>> start Task data
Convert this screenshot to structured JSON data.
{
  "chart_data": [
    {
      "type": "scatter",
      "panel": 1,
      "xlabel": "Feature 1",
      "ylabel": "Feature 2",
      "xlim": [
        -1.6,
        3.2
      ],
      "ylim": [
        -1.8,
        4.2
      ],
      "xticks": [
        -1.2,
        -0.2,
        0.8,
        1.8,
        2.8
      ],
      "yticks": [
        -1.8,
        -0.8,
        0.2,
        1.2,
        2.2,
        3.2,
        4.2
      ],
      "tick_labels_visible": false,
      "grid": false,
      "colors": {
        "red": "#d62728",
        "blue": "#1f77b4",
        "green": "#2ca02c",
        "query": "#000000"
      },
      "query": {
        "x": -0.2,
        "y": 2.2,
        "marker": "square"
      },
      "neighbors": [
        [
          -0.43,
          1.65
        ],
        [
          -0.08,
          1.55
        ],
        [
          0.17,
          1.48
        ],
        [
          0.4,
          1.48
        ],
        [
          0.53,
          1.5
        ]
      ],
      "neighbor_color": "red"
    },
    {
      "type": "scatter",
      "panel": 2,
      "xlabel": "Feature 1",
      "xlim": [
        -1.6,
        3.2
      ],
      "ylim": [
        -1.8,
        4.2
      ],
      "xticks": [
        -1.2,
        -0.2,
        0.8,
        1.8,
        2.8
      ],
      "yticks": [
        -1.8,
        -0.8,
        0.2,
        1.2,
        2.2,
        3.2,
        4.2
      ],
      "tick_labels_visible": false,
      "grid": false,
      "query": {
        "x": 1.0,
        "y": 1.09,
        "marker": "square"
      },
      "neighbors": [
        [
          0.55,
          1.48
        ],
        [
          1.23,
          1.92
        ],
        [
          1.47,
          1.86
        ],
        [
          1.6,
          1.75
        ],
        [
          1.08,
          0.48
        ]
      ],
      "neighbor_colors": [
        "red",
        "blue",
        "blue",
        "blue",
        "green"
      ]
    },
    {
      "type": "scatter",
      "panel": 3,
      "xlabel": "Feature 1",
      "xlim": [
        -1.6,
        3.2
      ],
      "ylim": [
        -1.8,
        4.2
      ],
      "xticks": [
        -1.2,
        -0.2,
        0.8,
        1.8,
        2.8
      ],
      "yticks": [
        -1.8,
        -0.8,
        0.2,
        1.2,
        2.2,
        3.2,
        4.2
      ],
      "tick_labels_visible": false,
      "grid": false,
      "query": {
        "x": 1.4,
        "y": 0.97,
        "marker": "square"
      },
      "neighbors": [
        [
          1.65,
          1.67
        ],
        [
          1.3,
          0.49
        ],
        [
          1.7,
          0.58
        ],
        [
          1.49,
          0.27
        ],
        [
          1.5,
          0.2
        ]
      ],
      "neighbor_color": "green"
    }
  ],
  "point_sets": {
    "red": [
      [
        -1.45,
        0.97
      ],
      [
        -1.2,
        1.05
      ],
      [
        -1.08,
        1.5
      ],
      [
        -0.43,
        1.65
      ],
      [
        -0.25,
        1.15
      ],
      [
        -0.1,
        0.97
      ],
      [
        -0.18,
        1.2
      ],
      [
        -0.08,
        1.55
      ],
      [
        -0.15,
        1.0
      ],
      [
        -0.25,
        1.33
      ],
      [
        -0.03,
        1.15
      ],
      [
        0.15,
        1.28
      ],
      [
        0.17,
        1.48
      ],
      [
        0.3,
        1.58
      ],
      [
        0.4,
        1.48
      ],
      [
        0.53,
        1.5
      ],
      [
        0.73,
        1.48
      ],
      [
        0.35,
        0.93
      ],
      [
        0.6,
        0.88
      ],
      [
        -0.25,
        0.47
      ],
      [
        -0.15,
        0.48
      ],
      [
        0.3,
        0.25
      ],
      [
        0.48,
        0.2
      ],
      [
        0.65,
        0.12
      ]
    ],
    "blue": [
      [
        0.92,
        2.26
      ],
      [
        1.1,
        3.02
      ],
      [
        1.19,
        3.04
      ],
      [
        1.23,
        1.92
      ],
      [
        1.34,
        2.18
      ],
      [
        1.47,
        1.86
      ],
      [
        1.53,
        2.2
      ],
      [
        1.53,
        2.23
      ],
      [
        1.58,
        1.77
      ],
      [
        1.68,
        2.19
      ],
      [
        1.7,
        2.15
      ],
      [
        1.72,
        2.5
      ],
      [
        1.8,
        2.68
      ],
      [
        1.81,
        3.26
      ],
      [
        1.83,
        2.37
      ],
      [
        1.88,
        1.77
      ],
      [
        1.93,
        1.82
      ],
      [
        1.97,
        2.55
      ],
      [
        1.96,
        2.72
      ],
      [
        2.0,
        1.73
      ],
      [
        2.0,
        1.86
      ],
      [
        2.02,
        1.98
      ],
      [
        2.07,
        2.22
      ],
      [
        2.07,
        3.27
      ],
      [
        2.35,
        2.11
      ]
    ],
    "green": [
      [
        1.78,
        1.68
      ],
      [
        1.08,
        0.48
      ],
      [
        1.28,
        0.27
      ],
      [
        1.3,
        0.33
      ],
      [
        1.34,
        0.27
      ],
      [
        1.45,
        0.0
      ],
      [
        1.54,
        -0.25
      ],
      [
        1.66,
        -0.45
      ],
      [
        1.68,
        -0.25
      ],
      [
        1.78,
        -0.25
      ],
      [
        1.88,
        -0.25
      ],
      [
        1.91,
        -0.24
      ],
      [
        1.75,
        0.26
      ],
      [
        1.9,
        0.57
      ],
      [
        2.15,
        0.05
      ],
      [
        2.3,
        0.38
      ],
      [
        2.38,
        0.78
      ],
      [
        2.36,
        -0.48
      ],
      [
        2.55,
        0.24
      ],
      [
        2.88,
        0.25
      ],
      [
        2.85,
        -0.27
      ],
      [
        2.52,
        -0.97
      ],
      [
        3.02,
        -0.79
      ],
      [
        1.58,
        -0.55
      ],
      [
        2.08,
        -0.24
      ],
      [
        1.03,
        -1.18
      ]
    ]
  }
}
>> end Task data
Each line of the listing above should be output exactly.

Convert this screenshot to structured JSON data.
{
  "chart_data": [
    {
      "type": "scatter",
      "panel": 1,
      "xlabel": "Feature 1",
      "ylabel": "Feature 2",
      "xlim": [
        -1.6,
        3.2
      ],
      "ylim": [
        -1.8,
        4.2
      ],
      "xticks": [
        -1.2,
        -0.2,
        0.8,
        1.8,
        2.8
      ],
      "yticks": [
        -1.8,
        -0.8,
        0.2,
        1.2,
        2.2,
        3.2,
        4.2
      ],
      "tick_labels_visible": false,
      "grid": false,
      "colors": {
        "red": "#d62728",
        "blue": "#1f77b4",
        "green": "#2ca02c",
        "query": "#000000"
      },
      "query": {
        "x": -0.2,
        "y": 2.2,
        "marker": "square"
      },
      "neighbors": [
        [
          -0.43,
          1.65
        ],
        [
          -0.08,
          1.55
        ],
        [
          0.17,
          1.48
        ],
        [
          0.4,
          1.48
        ],
        [
          0.53,
          1.5
        ]
      ],
      "neighbor_color": "red"
    },
    {
      "type": "scatter",
      "panel": 2,
      "xlabel": "Feature 1",
      "xlim": [
        -1.6,
        3.2
      ],
      "ylim": [
        -1.8,
        4.2
      ],
      "xticks": [
        -1.2,
        -0.2,
        0.8,
        1.8,
        2.8
      ],
      "yticks": [
        -1.8,
        -0.8,
        0.2,
        1.2,
        2.2,
        3.2,
        4.2
      ],
      "tick_labels_visible": false,
      "grid": false,
      "query": {
        "x": 1.0,
        "y": 1.09,
        "marker": "square"
      },
      "neighbors": [
        [
          0.55,
          1.48
        ],
        [
          1.23,
          1.92
        ],
        [
          1.47,
          1.86
        ],
        [
          1.6,
          1.75
        ],
        [
          1.08,
          0.48
        ]
      ],
      "neighbor_colors": [
        "red",
        "blue",
        "blue",
        "blue",
        "green"
      ]
    },
    {
      "type": "scatter",
      "panel": 3,
      "xlabel": "Feature 1",
      "xlim": [
        -1.6,
        3.2
      ],
      "ylim": [
        -1.8,
        4.2
      ],
      "xticks": [
        -1.2,
        -0.2,
        0.8,
        1.8,
        2.8
      ],
      "yticks": [
        -1.8,
        -0.8,
        0.2,
        1.2,
        2.2,
        3.2,
        4.2
      ],
      "tick_labels_visible": false,
      "grid": false,
      "query": {
        "x": 1.4,
        "y": 0.97,
        "marker": "square"
      },
      "neighbors": [
        [
          1.65,
          1.67
        ],
        [
          1.3,
          0.49
        ],
        [
          1.7,
          0.58
        ],
        [
          1.49,
          0.27
        ],
        [
          1.5,
          0.2
        ]
      ],
      "neighbor_color": "green"
    }
  ],
  "point_sets": {
    "red": [
      [
        -1.45,
        0.97
      ],
      [
        -1.2,
        1.05
      ],
      [
        -1.08,
        1.5
      ],
      [
        -0.43,
        1.65
      ],
      [
        -0.25,
        1.15
      ],
      [
        -0.1,
        0.97
      ],
      [
        -0.18,
        1.2
      ],
      [
        -0.08,
        1.55
      ],
      [
        -0.15,
        1.0
      ],
      [
        -0.25,
        1.33
      ],
      [
        -0.03,
        1.15
      ],
      [
        0.15,
        1.28
      ],
      [
        0.17,
        1.48
      ],
      [
        0.3,
        1.58
      ],
      [
        0.4,
        1.48
      ],
      [
        0.53,
        1.5
      ],
      [
        0.73,
        1.48
      ],
      [
        0.35,
        0.93
      ],
      [
        0.6,
        0.88
      ],
      [
        -0.25,
        0.47
      ],
      [
        -0.15,
        0.48
      ],
      [
        0.3,
        0.25
      ],
      [
        0.48,
        0.2
      ],
      [
        0.65,
        0.12
      ]
    ],
    "blue": [
      [
        0.92,
        2.26
      ],
      [
        1.1,
        3.02
      ],
      [
        1.19,
        3.04
      ],
      [
        1.23,
        1.92
      ],
      [
        1.34,
        2.18
      ],
      [
        1.47,
        1.86
      ],
      [
        1.53,
        2.2
      ],
      [
        1.53,
        2.23
      ],
      [
        1.58,
        1.77
      ],
      [
        1.68,
        2.19
      ],
      [
        1.7,
        2.15
      ],
      [
        1.72,
        2.5
      ],
      [
        1.8,
        2.68
      ],
      [
        1.81,
        3.26
      ],
      [
        1.83,
        2.37
      ],
      [
        1.88,
        1.77
      ],
      [
        1.93,
        1.82
      ],
      [
        1.97,
        2.55
      ],
      [
        1.96,
        2.72
      ],
      [
        2.0,
        1.73
      ],
      [
        2.0,
        1.86
      ],
      [
        2.02,
        1.98
      ],
      [
        2.07,
        2.22
      ],
      [
        2.07,
        3.27
      ],
      [
        2.35,
        2.11
      ]
    ],
    "green": [
      [
        1.78,
        1.68
      ],
      [
        1.08,
        0.48
      ],
      [
        1.28,
        0.27
      ],
      [
        1.3,
        0.33
      ],
      [
        1.34,
        0.27
      ],
      [
        1.45,
        0.0
      ],
      [
        1.54,
        -0.25
      ],
      [
        1.66,
        -0.45
      ],
      [
        1.68,
        -0.25
      ],
      [
        1.78,
        -0.25
      ],
      [
        1.88,
        -0.25
      ],
      [
        1.91,
        -0.24
      ],
      [
        1.75,
        0.26
      ],
      [
        1.9,
        0.57
      ],
      [
        2.15,
        0.05
      ],
      [
        2.3,
        0.38
      ],
      [
        2.38,
        0.78
      ],
      [
        2.36,
        -0.48
      ],
      [
        2.55,
        0.24
      ],
      [
        2.88,
        0.25
      ],
      [
        2.85,
        -0.27
      ],
      [
        2.52,
        -0.97
      ],
      [
        3.02,
        -0.79
      ],
      [
        1.58,
        -0.55
      ],
      [
        2.08,
        -0.24
      ],
      [
        1.03,
        -1.18
      ]
    ]
  }
}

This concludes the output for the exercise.